Required task =>
Scan the listing below and copy every line holding "Διγενή".

Data for this task =>
================

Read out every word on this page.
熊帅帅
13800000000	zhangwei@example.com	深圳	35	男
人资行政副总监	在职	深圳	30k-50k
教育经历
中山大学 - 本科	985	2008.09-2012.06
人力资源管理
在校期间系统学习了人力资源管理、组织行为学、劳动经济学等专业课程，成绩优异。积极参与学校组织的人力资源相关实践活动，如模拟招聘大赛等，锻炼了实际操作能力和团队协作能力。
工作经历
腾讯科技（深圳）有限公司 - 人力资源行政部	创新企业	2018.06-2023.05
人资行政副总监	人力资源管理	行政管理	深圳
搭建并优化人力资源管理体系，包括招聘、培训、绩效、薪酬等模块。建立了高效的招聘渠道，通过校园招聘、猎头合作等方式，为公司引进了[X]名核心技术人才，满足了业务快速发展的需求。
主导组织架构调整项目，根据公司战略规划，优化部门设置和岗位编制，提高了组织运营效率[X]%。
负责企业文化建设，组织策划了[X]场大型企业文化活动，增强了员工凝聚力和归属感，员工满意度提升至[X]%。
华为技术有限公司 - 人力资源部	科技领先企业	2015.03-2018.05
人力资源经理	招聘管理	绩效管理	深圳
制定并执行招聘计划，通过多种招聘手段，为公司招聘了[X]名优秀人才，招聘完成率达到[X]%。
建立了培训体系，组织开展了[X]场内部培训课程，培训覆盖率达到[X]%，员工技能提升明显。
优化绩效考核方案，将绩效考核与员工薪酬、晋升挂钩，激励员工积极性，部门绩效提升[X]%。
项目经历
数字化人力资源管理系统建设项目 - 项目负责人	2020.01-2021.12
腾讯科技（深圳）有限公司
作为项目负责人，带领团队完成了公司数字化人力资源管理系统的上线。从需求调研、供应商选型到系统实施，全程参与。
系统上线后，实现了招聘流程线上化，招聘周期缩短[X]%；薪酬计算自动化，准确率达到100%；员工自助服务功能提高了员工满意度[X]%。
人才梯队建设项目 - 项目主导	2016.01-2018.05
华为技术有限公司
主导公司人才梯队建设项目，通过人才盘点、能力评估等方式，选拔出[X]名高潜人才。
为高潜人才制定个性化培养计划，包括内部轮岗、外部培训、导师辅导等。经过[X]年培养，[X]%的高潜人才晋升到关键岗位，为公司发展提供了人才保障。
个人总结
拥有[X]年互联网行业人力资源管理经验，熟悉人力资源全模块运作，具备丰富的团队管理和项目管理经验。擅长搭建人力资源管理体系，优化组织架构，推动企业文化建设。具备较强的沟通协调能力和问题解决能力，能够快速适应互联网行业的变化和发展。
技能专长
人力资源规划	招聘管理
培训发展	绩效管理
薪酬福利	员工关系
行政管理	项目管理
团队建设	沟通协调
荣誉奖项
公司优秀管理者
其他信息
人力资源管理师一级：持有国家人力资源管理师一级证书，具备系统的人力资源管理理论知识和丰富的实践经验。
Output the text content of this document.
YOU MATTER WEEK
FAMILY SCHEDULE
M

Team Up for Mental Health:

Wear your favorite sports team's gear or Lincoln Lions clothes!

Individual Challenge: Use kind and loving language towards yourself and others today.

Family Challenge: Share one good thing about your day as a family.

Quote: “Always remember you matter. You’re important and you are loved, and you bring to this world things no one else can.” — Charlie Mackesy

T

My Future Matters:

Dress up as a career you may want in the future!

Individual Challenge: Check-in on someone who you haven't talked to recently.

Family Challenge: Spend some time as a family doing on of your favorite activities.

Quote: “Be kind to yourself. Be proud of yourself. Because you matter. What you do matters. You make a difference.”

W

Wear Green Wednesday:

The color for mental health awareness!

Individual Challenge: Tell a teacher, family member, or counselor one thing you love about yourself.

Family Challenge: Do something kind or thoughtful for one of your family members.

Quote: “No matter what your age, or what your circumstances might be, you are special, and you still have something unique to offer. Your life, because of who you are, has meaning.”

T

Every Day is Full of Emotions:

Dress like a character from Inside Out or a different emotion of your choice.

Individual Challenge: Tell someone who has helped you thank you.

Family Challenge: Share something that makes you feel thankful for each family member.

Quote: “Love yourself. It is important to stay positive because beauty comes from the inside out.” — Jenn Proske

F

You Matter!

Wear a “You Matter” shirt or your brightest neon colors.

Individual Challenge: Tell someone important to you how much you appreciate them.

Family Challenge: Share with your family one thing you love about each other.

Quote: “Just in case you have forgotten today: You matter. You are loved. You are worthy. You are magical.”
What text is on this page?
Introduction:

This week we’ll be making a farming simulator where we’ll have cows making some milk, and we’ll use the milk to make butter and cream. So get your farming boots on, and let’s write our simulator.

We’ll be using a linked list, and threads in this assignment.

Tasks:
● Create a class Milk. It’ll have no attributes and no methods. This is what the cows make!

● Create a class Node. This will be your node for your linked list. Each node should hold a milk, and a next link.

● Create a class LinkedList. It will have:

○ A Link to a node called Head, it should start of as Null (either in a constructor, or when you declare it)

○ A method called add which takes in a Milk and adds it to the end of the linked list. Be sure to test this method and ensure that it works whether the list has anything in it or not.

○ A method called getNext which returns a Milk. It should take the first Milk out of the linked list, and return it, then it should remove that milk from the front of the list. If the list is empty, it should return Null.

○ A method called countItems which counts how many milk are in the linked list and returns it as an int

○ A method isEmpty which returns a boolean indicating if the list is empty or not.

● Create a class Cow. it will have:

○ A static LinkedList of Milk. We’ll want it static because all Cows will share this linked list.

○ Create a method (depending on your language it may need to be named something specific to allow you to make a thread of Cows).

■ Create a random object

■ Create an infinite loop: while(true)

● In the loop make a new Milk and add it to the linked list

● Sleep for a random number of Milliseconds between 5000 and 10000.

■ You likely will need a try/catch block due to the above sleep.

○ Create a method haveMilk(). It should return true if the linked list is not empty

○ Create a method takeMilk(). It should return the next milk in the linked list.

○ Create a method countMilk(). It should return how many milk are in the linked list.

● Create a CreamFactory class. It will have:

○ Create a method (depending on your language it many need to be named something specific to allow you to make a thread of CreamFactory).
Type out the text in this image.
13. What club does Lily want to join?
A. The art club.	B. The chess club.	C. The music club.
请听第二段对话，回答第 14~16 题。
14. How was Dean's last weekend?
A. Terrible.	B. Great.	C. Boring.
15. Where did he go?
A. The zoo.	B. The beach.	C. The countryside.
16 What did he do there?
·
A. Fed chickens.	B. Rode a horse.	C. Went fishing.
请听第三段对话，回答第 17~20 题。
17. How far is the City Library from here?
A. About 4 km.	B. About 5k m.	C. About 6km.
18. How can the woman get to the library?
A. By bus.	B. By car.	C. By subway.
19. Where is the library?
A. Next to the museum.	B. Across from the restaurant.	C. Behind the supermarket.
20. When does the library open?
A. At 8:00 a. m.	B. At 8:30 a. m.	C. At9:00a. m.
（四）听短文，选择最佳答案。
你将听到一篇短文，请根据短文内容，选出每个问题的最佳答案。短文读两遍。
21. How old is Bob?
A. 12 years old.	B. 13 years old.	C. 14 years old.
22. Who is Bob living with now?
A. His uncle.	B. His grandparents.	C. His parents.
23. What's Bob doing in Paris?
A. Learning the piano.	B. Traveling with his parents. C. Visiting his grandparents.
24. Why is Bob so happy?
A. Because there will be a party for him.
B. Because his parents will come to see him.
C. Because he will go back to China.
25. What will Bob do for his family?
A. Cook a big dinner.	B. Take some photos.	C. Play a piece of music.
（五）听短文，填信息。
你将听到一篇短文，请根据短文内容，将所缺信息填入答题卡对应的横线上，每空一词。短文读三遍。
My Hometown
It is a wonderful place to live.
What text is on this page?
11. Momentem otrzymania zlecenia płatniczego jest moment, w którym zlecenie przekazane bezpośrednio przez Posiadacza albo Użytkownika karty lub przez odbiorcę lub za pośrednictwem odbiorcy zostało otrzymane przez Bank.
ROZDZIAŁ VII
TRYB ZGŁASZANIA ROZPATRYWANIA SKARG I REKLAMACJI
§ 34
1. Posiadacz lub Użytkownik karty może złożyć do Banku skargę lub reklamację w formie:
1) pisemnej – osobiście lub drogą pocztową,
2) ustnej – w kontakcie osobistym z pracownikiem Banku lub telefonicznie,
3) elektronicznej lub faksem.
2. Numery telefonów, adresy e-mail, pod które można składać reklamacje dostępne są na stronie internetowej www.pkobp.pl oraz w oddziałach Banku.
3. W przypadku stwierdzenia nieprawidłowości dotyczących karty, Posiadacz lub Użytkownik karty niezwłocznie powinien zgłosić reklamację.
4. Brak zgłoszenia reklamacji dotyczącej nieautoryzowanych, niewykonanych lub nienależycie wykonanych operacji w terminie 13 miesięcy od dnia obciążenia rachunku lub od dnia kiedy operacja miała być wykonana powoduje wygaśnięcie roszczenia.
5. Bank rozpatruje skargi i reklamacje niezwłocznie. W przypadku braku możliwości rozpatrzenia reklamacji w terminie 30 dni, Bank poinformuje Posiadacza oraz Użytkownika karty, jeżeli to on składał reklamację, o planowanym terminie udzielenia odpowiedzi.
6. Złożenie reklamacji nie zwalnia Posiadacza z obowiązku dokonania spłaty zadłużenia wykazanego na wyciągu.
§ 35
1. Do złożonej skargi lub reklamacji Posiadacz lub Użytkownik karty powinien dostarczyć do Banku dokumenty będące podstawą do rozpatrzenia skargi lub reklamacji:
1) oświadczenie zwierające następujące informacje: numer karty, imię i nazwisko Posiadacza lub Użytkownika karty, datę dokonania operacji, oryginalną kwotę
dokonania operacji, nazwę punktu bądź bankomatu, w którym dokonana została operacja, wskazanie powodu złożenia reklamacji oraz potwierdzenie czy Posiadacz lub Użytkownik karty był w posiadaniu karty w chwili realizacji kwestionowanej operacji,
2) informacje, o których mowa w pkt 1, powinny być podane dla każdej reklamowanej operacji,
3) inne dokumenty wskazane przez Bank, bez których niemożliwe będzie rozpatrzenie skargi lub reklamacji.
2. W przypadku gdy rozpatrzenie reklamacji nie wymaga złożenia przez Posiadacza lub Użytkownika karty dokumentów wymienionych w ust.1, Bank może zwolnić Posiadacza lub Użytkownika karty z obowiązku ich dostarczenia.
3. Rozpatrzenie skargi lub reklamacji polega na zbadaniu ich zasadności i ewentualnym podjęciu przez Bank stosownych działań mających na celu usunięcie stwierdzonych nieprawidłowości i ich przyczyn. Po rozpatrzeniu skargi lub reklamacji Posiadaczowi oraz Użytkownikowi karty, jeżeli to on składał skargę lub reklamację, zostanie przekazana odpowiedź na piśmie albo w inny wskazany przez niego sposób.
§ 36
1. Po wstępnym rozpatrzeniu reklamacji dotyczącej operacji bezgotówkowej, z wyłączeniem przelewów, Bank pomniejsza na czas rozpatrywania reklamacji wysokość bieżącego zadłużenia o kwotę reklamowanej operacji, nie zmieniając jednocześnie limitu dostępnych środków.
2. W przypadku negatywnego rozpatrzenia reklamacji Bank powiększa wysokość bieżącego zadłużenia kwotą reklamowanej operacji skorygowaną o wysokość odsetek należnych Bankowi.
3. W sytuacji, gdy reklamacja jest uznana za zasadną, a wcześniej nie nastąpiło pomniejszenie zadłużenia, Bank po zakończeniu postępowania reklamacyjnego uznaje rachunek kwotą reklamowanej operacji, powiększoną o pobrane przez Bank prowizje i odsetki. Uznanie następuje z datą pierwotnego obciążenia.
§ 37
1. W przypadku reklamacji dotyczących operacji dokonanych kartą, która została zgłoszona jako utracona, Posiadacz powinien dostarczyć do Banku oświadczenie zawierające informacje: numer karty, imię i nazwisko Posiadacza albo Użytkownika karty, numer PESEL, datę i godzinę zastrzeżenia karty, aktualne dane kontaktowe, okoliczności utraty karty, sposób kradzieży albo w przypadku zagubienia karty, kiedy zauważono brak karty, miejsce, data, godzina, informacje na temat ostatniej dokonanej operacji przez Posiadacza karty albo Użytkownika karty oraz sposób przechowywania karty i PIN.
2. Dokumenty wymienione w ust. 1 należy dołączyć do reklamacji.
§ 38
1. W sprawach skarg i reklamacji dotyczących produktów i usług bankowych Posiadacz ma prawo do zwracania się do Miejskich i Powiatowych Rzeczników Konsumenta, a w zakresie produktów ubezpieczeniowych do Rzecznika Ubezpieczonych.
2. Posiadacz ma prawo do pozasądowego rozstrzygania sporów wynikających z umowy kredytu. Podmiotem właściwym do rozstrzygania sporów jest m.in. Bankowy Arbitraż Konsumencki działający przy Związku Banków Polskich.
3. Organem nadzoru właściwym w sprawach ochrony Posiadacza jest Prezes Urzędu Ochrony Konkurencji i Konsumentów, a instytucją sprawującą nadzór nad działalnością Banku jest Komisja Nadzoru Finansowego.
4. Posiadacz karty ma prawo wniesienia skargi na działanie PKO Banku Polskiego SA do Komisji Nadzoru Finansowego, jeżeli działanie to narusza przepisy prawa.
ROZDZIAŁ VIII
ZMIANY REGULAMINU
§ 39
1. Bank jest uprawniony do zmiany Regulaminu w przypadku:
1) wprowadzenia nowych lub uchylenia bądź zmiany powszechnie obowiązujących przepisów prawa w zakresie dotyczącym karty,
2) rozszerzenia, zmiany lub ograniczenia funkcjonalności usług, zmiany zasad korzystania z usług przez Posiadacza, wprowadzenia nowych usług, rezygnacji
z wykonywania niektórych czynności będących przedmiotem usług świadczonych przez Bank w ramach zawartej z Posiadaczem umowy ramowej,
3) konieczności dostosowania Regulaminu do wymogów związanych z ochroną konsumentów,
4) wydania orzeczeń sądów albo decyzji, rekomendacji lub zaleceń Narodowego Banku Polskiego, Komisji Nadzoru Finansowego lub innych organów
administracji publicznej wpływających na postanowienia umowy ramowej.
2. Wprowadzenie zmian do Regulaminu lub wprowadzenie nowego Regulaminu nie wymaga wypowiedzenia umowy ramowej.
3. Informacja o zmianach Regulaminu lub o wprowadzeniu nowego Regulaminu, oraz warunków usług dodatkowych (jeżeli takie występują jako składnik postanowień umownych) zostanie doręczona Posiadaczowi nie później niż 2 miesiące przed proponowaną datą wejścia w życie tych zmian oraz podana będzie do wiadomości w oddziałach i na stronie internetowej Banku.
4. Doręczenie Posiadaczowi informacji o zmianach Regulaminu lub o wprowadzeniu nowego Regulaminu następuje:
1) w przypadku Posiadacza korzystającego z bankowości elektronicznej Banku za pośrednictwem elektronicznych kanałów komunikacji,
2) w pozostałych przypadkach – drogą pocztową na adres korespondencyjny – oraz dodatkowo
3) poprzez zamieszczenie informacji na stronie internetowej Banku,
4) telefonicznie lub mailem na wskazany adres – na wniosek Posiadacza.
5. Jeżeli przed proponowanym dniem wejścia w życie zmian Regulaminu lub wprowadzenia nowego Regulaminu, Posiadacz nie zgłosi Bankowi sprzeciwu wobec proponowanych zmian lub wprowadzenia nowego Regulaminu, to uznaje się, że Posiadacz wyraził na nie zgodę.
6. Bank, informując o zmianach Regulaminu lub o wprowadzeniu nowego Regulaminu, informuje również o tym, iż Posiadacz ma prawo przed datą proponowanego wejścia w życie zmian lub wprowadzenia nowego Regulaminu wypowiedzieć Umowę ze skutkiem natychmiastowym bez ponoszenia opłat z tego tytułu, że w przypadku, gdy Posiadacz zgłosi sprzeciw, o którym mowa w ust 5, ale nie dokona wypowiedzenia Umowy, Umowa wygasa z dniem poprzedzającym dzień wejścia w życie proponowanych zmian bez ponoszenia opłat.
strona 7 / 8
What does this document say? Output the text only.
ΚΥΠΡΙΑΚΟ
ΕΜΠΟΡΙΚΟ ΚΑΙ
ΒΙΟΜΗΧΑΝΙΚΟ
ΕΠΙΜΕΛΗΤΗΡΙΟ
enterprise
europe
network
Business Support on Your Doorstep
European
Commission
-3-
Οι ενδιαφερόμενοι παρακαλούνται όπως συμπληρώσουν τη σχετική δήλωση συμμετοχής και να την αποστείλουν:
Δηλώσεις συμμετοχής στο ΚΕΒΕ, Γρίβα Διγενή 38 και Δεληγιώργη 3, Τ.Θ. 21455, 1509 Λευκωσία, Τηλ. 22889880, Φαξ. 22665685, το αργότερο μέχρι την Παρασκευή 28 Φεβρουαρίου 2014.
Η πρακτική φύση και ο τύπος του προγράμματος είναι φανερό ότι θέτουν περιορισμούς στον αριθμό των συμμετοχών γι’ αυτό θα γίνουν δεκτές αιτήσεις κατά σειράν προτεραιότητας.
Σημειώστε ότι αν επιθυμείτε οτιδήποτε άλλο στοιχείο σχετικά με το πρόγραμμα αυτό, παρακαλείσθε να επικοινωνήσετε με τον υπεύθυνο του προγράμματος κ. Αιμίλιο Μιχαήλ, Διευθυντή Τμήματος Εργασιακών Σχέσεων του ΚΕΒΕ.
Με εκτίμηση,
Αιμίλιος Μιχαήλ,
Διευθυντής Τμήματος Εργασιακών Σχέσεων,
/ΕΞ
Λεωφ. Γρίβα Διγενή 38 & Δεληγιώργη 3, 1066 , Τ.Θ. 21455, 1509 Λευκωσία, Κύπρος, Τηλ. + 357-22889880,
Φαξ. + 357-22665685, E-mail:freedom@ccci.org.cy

================

Result =>
Δηλώσεις συμμετοχής στο ΚΕΒΕ, Γρίβα Διγενή 38 και Δεληγιώργη 3, Τ.Θ. 21455, 1509 Λευκωσία, Τηλ. 22889880, Φαξ. 22665685, το αργότερο μέχρι την Παρασκευή 28 Φεβρουαρίου 2014.
Λεωφ. Γρίβα Διγενή 38 & Δεληγιώργη 3, 1066 , Τ.Θ. 21455, 1509 Λευκωσία, Κύπρος, Τηλ. + 357-22889880,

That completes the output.